GOAL >> Scan the entries below for the word "MINI". Copy each line that has it.

RAW DATA >>
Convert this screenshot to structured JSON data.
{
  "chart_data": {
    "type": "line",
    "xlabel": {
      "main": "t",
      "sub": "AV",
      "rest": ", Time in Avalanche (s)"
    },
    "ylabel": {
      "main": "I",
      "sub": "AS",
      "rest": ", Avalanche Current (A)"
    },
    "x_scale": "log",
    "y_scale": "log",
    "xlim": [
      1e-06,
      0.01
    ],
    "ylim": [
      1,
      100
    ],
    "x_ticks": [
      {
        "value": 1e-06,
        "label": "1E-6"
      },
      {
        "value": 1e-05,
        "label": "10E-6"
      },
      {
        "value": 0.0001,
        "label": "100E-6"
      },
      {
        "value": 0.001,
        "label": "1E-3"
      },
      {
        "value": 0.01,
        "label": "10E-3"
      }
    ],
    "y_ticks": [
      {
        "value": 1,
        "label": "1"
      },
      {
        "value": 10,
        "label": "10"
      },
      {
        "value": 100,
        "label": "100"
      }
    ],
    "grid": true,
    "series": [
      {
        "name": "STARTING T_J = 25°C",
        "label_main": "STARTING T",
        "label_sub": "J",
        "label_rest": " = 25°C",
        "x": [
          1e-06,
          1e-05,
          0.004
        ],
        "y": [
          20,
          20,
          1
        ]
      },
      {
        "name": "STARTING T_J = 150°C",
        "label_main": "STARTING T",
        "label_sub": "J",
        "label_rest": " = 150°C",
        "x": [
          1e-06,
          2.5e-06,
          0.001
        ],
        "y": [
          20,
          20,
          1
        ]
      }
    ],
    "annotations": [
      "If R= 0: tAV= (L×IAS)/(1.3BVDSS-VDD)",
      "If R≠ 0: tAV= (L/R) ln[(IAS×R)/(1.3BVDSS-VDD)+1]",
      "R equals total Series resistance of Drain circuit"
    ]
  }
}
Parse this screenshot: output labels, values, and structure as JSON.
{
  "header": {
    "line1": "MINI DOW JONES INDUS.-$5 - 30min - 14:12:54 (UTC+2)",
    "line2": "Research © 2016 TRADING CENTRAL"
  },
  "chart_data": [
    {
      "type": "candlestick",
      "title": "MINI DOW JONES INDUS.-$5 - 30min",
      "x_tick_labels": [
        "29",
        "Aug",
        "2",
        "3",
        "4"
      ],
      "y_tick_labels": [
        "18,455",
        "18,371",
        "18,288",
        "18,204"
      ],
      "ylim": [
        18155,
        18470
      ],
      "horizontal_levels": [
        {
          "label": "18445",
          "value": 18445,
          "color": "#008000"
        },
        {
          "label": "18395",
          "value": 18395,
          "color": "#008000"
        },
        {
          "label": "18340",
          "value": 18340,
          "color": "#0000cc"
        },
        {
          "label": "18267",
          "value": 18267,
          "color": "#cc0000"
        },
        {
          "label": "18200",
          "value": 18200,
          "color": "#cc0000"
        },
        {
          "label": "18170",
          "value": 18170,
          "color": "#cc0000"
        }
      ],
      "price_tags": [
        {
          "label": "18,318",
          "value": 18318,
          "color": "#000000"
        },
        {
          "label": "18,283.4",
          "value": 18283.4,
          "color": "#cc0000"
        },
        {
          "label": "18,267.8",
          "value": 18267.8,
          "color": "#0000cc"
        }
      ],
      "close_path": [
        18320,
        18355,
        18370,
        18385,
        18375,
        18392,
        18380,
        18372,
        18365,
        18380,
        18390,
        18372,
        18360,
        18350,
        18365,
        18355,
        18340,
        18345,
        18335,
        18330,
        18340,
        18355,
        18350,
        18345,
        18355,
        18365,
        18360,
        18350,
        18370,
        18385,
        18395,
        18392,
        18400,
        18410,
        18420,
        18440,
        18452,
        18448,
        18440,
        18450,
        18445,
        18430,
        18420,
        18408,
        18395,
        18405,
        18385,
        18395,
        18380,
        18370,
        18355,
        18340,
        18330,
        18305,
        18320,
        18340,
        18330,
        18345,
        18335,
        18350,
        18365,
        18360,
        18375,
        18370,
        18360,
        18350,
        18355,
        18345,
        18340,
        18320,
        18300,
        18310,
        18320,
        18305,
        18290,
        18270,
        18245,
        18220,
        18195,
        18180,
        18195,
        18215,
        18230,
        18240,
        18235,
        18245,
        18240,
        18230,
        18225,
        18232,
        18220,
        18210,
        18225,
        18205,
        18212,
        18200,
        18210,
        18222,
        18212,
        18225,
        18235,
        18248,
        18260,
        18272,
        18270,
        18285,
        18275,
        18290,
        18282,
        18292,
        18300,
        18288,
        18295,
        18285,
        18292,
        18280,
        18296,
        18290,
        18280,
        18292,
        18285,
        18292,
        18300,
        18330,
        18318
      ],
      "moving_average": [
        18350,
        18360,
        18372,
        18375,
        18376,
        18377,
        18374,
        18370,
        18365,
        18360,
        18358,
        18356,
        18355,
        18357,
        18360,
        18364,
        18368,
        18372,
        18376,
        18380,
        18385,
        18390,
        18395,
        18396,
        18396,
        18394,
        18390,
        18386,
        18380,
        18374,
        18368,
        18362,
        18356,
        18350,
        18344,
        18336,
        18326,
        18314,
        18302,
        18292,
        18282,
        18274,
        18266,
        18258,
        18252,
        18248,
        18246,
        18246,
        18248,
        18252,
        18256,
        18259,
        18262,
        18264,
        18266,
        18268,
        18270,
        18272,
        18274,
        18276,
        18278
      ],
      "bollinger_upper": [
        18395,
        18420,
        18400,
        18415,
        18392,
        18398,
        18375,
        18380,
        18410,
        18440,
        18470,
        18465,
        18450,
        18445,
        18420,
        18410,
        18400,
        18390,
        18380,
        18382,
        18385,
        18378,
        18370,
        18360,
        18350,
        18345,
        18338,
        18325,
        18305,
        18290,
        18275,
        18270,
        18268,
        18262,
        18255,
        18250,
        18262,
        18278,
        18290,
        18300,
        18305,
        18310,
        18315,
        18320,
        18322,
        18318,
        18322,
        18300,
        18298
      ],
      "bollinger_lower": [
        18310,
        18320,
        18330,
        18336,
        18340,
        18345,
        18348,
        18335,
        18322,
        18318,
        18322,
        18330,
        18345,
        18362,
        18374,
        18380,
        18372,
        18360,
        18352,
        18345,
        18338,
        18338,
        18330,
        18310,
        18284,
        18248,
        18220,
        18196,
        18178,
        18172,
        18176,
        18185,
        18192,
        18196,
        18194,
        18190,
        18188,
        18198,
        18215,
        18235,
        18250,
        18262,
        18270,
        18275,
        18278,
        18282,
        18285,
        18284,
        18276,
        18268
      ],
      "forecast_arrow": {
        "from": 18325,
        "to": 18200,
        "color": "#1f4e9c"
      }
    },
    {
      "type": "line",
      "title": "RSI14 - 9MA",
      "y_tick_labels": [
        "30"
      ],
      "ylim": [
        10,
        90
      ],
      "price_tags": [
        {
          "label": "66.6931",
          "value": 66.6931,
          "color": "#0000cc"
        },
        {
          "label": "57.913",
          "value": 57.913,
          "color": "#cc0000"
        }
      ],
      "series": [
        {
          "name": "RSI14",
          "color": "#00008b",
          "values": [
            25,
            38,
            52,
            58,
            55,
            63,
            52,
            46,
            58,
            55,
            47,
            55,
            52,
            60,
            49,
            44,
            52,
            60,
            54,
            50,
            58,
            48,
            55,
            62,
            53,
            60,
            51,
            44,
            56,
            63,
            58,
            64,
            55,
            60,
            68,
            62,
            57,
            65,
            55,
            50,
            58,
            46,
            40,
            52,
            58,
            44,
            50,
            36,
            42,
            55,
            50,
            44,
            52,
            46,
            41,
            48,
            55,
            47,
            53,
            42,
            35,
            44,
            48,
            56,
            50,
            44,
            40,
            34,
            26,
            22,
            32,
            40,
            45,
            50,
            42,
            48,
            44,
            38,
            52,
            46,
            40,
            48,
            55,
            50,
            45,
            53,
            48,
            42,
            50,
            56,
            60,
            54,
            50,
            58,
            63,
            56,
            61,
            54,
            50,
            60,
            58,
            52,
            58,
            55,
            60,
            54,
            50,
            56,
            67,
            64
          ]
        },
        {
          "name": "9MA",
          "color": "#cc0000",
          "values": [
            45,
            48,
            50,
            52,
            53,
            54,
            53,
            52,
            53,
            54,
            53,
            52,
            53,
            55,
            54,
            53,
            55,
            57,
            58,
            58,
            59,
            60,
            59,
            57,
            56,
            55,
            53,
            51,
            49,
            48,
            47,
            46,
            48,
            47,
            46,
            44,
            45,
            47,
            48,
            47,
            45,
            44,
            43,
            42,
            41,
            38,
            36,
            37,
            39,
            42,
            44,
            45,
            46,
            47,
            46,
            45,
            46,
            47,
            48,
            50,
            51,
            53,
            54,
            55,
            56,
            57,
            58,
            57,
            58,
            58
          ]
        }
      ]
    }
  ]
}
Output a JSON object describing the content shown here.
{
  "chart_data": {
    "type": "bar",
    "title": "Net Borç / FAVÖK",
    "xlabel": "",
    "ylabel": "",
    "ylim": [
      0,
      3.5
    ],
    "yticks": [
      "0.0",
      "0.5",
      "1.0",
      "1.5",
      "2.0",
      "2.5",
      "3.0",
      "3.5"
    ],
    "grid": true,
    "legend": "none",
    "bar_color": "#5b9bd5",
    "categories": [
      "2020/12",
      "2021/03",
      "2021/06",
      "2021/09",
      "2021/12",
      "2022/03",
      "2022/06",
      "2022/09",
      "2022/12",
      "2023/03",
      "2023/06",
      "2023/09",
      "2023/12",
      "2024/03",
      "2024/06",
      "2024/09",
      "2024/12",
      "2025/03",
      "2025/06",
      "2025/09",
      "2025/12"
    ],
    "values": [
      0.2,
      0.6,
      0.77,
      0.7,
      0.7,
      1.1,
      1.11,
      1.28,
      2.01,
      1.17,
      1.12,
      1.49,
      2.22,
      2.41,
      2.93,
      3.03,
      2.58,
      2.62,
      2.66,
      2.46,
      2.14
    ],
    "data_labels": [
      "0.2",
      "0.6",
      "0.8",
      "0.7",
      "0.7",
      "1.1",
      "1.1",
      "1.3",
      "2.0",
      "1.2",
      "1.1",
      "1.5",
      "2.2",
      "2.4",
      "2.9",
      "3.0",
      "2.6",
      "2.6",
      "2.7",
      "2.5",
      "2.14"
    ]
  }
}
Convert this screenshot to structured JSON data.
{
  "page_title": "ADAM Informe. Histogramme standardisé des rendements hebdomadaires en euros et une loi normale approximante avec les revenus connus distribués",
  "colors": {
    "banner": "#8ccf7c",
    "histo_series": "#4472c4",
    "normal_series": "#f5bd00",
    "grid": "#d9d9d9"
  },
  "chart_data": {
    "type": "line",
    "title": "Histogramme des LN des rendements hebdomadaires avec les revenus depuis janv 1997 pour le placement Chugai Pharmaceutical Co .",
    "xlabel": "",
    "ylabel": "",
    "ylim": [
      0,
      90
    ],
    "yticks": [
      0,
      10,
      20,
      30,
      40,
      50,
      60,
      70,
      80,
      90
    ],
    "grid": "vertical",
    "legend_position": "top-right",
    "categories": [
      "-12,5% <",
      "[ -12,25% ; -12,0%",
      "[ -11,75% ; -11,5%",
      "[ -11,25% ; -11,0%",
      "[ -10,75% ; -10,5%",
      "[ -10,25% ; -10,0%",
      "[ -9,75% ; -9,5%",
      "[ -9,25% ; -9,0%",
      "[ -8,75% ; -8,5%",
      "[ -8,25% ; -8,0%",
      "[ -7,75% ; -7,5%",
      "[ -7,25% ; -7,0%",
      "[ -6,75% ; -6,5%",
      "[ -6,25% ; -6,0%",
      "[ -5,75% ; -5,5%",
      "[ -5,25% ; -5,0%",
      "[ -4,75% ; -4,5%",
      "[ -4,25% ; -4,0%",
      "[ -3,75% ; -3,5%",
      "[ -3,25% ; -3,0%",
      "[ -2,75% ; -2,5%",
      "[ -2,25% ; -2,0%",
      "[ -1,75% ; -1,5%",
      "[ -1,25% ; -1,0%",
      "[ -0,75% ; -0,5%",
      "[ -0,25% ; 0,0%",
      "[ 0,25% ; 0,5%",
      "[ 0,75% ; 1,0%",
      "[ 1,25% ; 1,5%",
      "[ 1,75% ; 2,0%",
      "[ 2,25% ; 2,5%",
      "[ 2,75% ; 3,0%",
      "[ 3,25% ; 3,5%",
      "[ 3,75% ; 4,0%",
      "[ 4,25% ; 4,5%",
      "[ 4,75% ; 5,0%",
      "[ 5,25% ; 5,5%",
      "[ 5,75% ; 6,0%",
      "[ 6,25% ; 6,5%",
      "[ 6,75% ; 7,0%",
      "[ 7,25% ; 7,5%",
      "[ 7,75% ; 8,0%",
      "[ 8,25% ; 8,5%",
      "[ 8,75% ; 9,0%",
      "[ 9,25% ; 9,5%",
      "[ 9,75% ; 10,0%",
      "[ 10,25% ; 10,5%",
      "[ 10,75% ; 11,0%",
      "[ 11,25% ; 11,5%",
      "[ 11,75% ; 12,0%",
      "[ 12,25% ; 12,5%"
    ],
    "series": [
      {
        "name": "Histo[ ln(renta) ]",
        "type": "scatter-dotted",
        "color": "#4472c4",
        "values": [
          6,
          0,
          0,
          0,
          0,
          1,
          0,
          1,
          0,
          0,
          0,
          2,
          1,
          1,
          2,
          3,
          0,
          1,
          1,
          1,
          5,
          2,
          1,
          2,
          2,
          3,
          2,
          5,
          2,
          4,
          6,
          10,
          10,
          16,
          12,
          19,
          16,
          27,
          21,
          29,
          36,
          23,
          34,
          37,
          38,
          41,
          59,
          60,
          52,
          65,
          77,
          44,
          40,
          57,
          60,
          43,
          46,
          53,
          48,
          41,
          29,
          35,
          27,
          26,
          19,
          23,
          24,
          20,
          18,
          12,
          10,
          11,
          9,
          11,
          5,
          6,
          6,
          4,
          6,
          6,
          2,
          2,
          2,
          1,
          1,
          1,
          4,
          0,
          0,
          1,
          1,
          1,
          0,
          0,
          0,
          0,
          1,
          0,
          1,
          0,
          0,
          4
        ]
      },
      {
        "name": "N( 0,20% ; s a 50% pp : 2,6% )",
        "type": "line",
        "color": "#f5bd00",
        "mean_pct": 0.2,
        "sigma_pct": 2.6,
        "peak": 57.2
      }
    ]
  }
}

COMPLETED EXERCISE >>
    "line1": "MINI DOW JONES INDUS.-$5 - 30min - 14:12:54 (UTC+2)",
      "title": "MINI DOW JONES INDUS.-$5 - 30min",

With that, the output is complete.